Task directions:
In the entries below, count the lines holding "this". Reply with the number only.

(Stored dataset items)
-- Begin --

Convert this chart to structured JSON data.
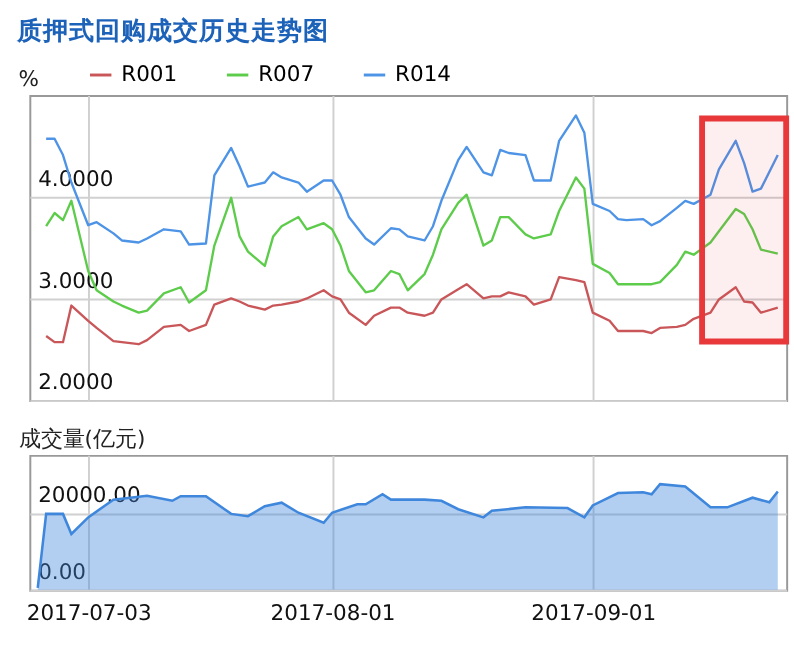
{
  "chart_data": [
    {
      "type": "line",
      "title": "质押式回购成交历史走势图",
      "ylabel": "%",
      "legend": "top",
      "grid": true,
      "tick_labels": "y",
      "x": [
        "2017-06-28",
        "2017-06-29",
        "2017-06-30",
        "2017-07-01",
        "2017-07-03",
        "2017-07-04",
        "2017-07-06",
        "2017-07-07",
        "2017-07-09",
        "2017-07-10",
        "2017-07-12",
        "2017-07-14",
        "2017-07-15",
        "2017-07-17",
        "2017-07-18",
        "2017-07-20",
        "2017-07-21",
        "2017-07-22",
        "2017-07-24",
        "2017-07-25",
        "2017-07-26",
        "2017-07-28",
        "2017-07-29",
        "2017-07-31",
        "2017-08-01",
        "2017-08-02",
        "2017-08-03",
        "2017-08-05",
        "2017-08-06",
        "2017-08-08",
        "2017-08-09",
        "2017-08-10",
        "2017-08-12",
        "2017-08-13",
        "2017-08-14",
        "2017-08-16",
        "2017-08-17",
        "2017-08-19",
        "2017-08-20",
        "2017-08-21",
        "2017-08-22",
        "2017-08-24",
        "2017-08-25",
        "2017-08-27",
        "2017-08-28",
        "2017-08-30",
        "2017-08-31",
        "2017-09-01",
        "2017-09-03",
        "2017-09-04",
        "2017-09-05",
        "2017-09-07",
        "2017-09-08",
        "2017-09-09",
        "2017-09-11",
        "2017-09-12",
        "2017-09-13",
        "2017-09-15",
        "2017-09-16",
        "2017-09-18",
        "2017-09-19",
        "2017-09-20",
        "2017-09-21",
        "2017-09-23"
      ],
      "series": [
        {
          "name": "R001",
          "color": "#c9575a",
          "values": [
            2.63,
            2.57,
            2.57,
            2.93,
            2.78,
            2.71,
            2.58,
            2.57,
            2.55,
            2.59,
            2.72,
            2.74,
            2.68,
            2.74,
            2.94,
            3.0,
            2.97,
            2.93,
            2.89,
            2.93,
            2.94,
            2.97,
            3.0,
            3.08,
            3.02,
            2.99,
            2.86,
            2.74,
            2.83,
            2.91,
            2.91,
            2.86,
            2.83,
            2.86,
            2.99,
            3.09,
            3.14,
            3.0,
            3.02,
            3.02,
            3.06,
            3.02,
            2.94,
            2.99,
            3.21,
            3.18,
            3.16,
            2.86,
            2.78,
            2.68,
            2.68,
            2.68,
            2.66,
            2.71,
            2.72,
            2.74,
            2.8,
            2.86,
            2.99,
            3.11,
            2.97,
            2.96,
            2.86,
            2.91
          ]
        },
        {
          "name": "R007",
          "color": "#5ccc4a",
          "values": [
            3.71,
            3.84,
            3.77,
            3.96,
            3.27,
            3.08,
            2.97,
            2.93,
            2.86,
            2.88,
            3.05,
            3.11,
            2.96,
            3.08,
            3.52,
            3.99,
            3.61,
            3.46,
            3.32,
            3.61,
            3.71,
            3.8,
            3.68,
            3.74,
            3.68,
            3.52,
            3.27,
            3.06,
            3.08,
            3.27,
            3.24,
            3.08,
            3.24,
            3.43,
            3.68,
            3.94,
            4.02,
            3.52,
            3.57,
            3.8,
            3.8,
            3.63,
            3.59,
            3.63,
            3.86,
            4.19,
            4.08,
            3.34,
            3.25,
            3.14,
            3.14,
            3.14,
            3.14,
            3.16,
            3.33,
            3.46,
            3.43,
            3.55,
            3.66,
            3.88,
            3.83,
            3.68,
            3.48,
            3.44
          ]
        },
        {
          "name": "R014",
          "color": "#4d93e6",
          "values": [
            4.57,
            4.57,
            4.41,
            4.14,
            3.72,
            3.75,
            3.64,
            3.57,
            3.55,
            3.59,
            3.68,
            3.66,
            3.53,
            3.54,
            4.21,
            4.48,
            4.3,
            4.1,
            4.14,
            4.24,
            4.19,
            4.14,
            4.05,
            4.16,
            4.16,
            4.02,
            3.8,
            3.59,
            3.53,
            3.69,
            3.68,
            3.61,
            3.57,
            3.71,
            3.96,
            4.36,
            4.49,
            4.24,
            4.21,
            4.46,
            4.43,
            4.41,
            4.16,
            4.16,
            4.55,
            4.8,
            4.63,
            3.93,
            3.86,
            3.78,
            3.77,
            3.78,
            3.72,
            3.76,
            3.89,
            3.96,
            3.93,
            4.02,
            4.27,
            4.55,
            4.33,
            4.05,
            4.08,
            4.41
          ]
        }
      ],
      "xlim": [
        "2017-06-26",
        "2017-09-24"
      ],
      "xticks": [
        "2017-07-03",
        "2017-08-01",
        "2017-09-01"
      ],
      "ylim": [
        2,
        5
      ],
      "yticks": [
        {
          "value": 2,
          "label": "2.0000"
        },
        {
          "value": 3,
          "label": "3.0000"
        },
        {
          "value": 4,
          "label": "4.0000"
        }
      ],
      "bands": [
        {
          "axis": "x",
          "from": "2017-09-14",
          "to": "2017-09-24",
          "color": "#e8383a"
        }
      ]
    },
    {
      "type": "area",
      "ylabel": "成交量(亿元)",
      "grid": true,
      "x": [
        "2017-06-27",
        "2017-06-28",
        "2017-06-30",
        "2017-07-01",
        "2017-07-03",
        "2017-07-06",
        "2017-07-10",
        "2017-07-13",
        "2017-07-14",
        "2017-07-17",
        "2017-07-20",
        "2017-07-22",
        "2017-07-24",
        "2017-07-26",
        "2017-07-28",
        "2017-07-31",
        "2017-08-01",
        "2017-08-04",
        "2017-08-05",
        "2017-08-07",
        "2017-08-08",
        "2017-08-12",
        "2017-08-14",
        "2017-08-16",
        "2017-08-19",
        "2017-08-20",
        "2017-08-24",
        "2017-08-29",
        "2017-08-31",
        "2017-09-01",
        "2017-09-04",
        "2017-09-07",
        "2017-09-08",
        "2017-09-09",
        "2017-09-12",
        "2017-09-15",
        "2017-09-17",
        "2017-09-20",
        "2017-09-22",
        "2017-09-23"
      ],
      "series": [
        {
          "color": "#3f87dc",
          "values": [
            500,
            19700,
            19700,
            14500,
            18800,
            23400,
            24400,
            23100,
            24300,
            24300,
            19700,
            19100,
            21700,
            22600,
            20000,
            17400,
            20000,
            22200,
            22200,
            24800,
            23400,
            23400,
            23100,
            20900,
            18800,
            20500,
            21400,
            21200,
            18800,
            21900,
            25100,
            25300,
            24800,
            27400,
            26800,
            21400,
            21400,
            23900,
            22700,
            25500
          ]
        }
      ],
      "xlim": [
        "2017-06-26",
        "2017-09-24"
      ],
      "xticks": [
        "2017-07-03",
        "2017-08-01",
        "2017-09-01"
      ],
      "ylim": [
        0,
        35000
      ],
      "yticks": [
        {
          "value": 0,
          "label": "0.00"
        },
        {
          "value": 20000,
          "label": "20000.00"
        }
      ]
    }
  ]
}
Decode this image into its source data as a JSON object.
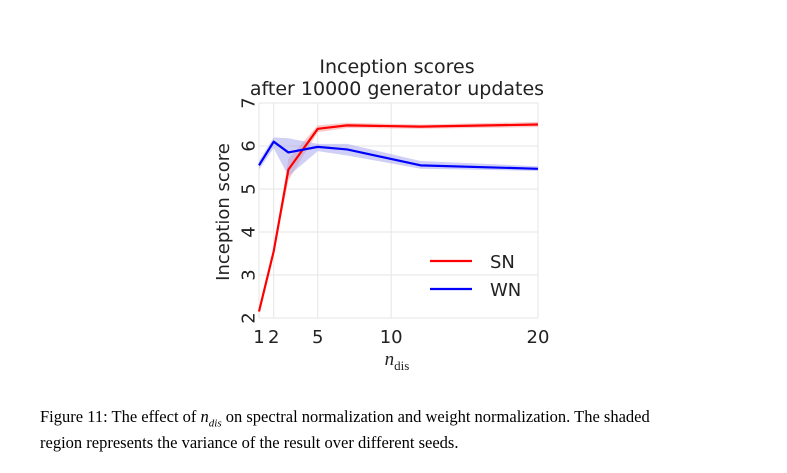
{
  "chart_data": {
    "type": "line",
    "title": [
      "Inception scores",
      "after 10000 generator updates"
    ],
    "xlabel": "n_dis",
    "xlabel_main": "n",
    "xlabel_sub": "dis",
    "ylabel": "Inception score",
    "xlim": [
      1,
      20
    ],
    "ylim": [
      2,
      7
    ],
    "xticks": [
      1,
      2,
      5,
      10,
      20
    ],
    "xtick_labels": [
      "1",
      "2",
      "5",
      "10",
      "20"
    ],
    "yticks": [
      2,
      3,
      4,
      5,
      6,
      7
    ],
    "ytick_labels": [
      "2",
      "3",
      "4",
      "5",
      "6",
      "7"
    ],
    "grid": true,
    "legend_position": "lower-right",
    "series": [
      {
        "name": "SN",
        "color": "#ff0000",
        "band_color": "#f4a0a0",
        "x": [
          1,
          2,
          3,
          5,
          7,
          12,
          20
        ],
        "y": [
          2.15,
          3.55,
          5.45,
          6.4,
          6.48,
          6.45,
          6.5
        ],
        "lower": [
          2.1,
          3.5,
          5.2,
          6.32,
          6.42,
          6.4,
          6.44
        ],
        "upper": [
          2.2,
          3.6,
          5.7,
          6.48,
          6.54,
          6.5,
          6.56
        ]
      },
      {
        "name": "WN",
        "color": "#0000ff",
        "band_color": "#a9a9ef",
        "x": [
          1,
          2,
          3,
          5,
          7,
          12,
          20
        ],
        "y": [
          5.55,
          6.1,
          5.85,
          5.98,
          5.92,
          5.55,
          5.47
        ],
        "lower": [
          5.45,
          5.95,
          5.3,
          5.88,
          5.78,
          5.47,
          5.42
        ],
        "upper": [
          5.65,
          6.2,
          6.18,
          6.05,
          6.05,
          5.65,
          5.53
        ]
      }
    ]
  },
  "caption": {
    "prefix": "Figure 11:  The effect of ",
    "math": "n",
    "math_sub": "dis",
    "line1_rest": " on spectral normalization and weight normalization.  The shaded",
    "line2": "region represents the variance of the result over different seeds."
  }
}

-- End --

Output of the task:
2